● **WHAT THE EXERCISE ASKS**:
Single out the lines of the material that contain "Futterweizen" and copy them.

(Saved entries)

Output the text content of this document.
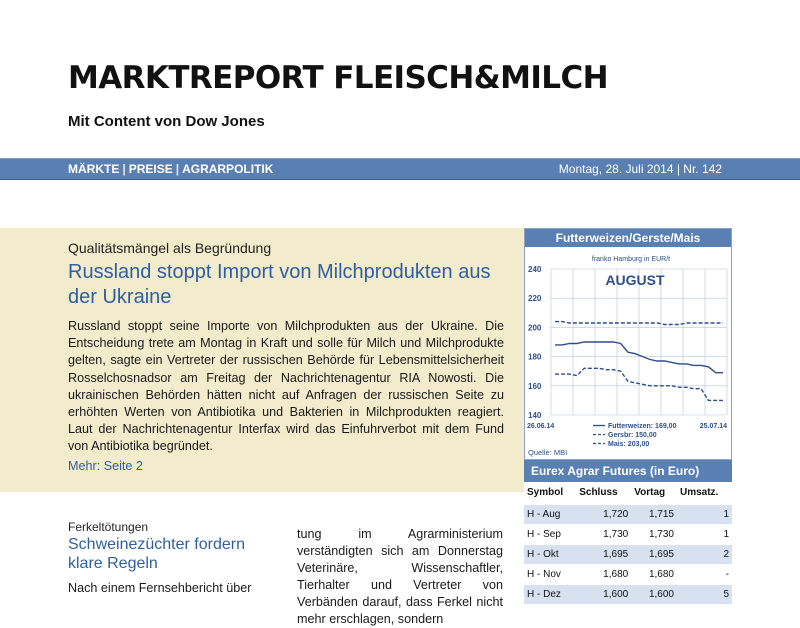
MARKTREPORT FLEISCH&MILCH
Mit Content von Dow Jones
MÄRKTE | PREISE | AGRARPOLITIK	Montag, 28. Juli 2014 | Nr. 142
Qualitätsmängel als Begründung
Russland stoppt Import von Milchprodukten aus der Ukraine
Russland stoppt seine Importe von Milchprodukten aus der Ukraine. Die Entscheidung trete am Montag in Kraft und solle für Milch und Milchprodukte gelten, sagte ein Vertreter der russischen Behörde für Lebensmittelsicherheit Rosselchosnadsor am Freitag der Nachrichtenagentur RIA Nowosti. Die ukrainischen Behörden hätten nicht auf Anfragen der russischen Seite zu erhöhten Werten von Antibiotika und Bakterien in Milchprodukten reagiert. Laut der Nachrichtenagentur Interfax wird das Einfuhrverbot mit dem Fund von Antibiotika begründet.
Mehr: Seite 2
Ferkeltötungen
Schweinezüchter fordern klare Regeln
Nach einem Fernsehbericht über
tung im Agrarministerium verständigten sich am Donnerstag Veterinäre, Wissenschaftler, Tierhalter und Vertreter von Verbänden darauf, dass Ferkel nicht mehr erschlagen, sondern
Futterweizen/Gerste/Mais
franko Hamburg in EUR/t
140
160
180
200
220
240
AUGUST
26.06.14	25.07.14
Futterweizen: 169,00
Gersbr: 150,00
Mais: 203,00
Quelle: MBI
Eurex Agrar Futures (in Euro)
Symbol	Schluss	Vortag	Umsatz.
H - Aug	1,720	1,715	1
H - Sep	1,730	1,730	1
H - Okt	1,695	1,695	2
H - Nov	1,680	1,680	-
H - Dez	1,600	1,600	5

● **RESULT**:
Futterweizen/Gerste/Mais
Futterweizen: 169,00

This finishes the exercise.